▶ **REQUEST**
Every entry below should be transcribed exactly; pictures stay out of the copy.

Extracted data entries
☆ ☆ ☆ ☆

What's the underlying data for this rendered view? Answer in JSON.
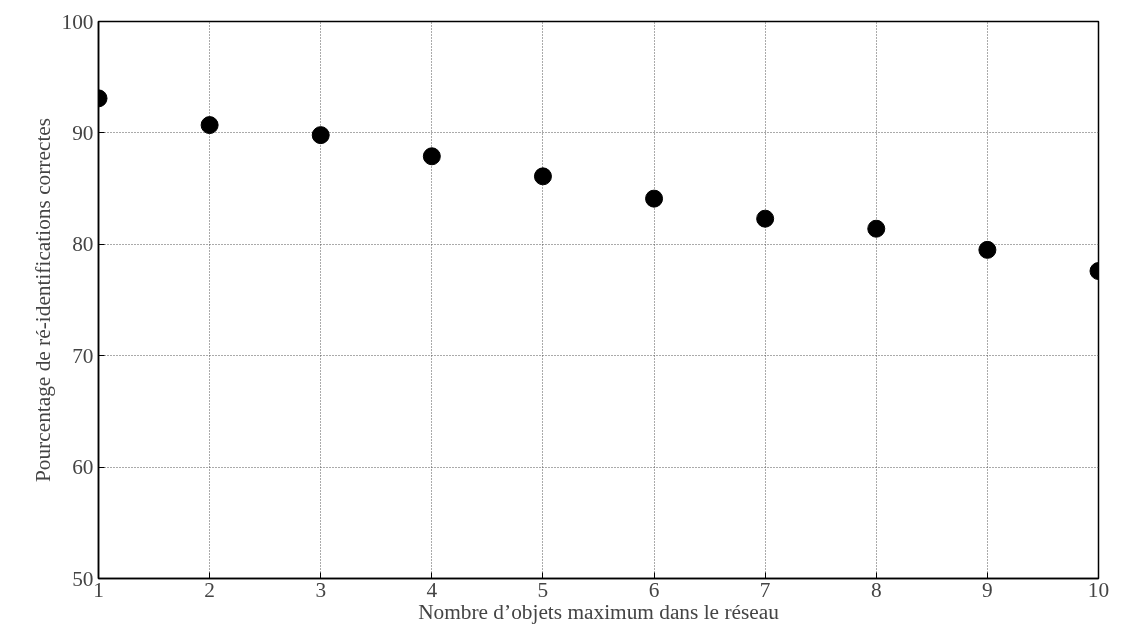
{
  "chart_data": {
    "type": "scatter",
    "xlabel": "Nombre d’objets maximum dans le réseau",
    "ylabel": "Pourcentage de ré-identifications correctes",
    "x": [
      1,
      2,
      3,
      4,
      5,
      6,
      7,
      8,
      9,
      10
    ],
    "series": [
      {
        "color": "#000000",
        "values": [
          93.1,
          90.7,
          89.8,
          87.9,
          86.1,
          84.1,
          82.3,
          81.4,
          79.5,
          77.6
        ]
      }
    ],
    "xlim": [
      1,
      10
    ],
    "ylim": [
      50,
      100
    ],
    "xticks": [
      1,
      2,
      3,
      4,
      5,
      6,
      7,
      8,
      9,
      10
    ],
    "yticks": [
      50,
      60,
      70,
      80,
      90,
      100
    ],
    "grid": true,
    "marker": "circle"
  }
}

☆ ☆ ☆ ☆

▶ **OUTPUT FOR THIS EXERCISE**
What's the underlying data for this rendered view? Answer in JSON.
{
  "chart_data": {
    "type": "scatter",
    "xlabel": "Nombre d’objets maximum dans le réseau",
    "ylabel": "Pourcentage de ré-identifications correctes",
    "x": [
      1,
      2,
      3,
      4,
      5,
      6,
      7,
      8,
      9,
      10
    ],
    "series": [
      {
        "color": "#000000",
        "values": [
          93.1,
          90.7,
          89.8,
          87.9,
          86.1,
          84.1,
          82.3,
          81.4,
          79.5,
          77.6
        ]
      }
    ],
    "xlim": [
      1,
      10
    ],
    "ylim": [
      50,
      100
    ],
    "xticks": [
      1,
      2,
      3,
      4,
      5,
      6,
      7,
      8,
      9,
      10
    ],
    "yticks": [
      50,
      60,
      70,
      80,
      90,
      100
    ],
    "grid": true,
    "marker": "circle"
  }
}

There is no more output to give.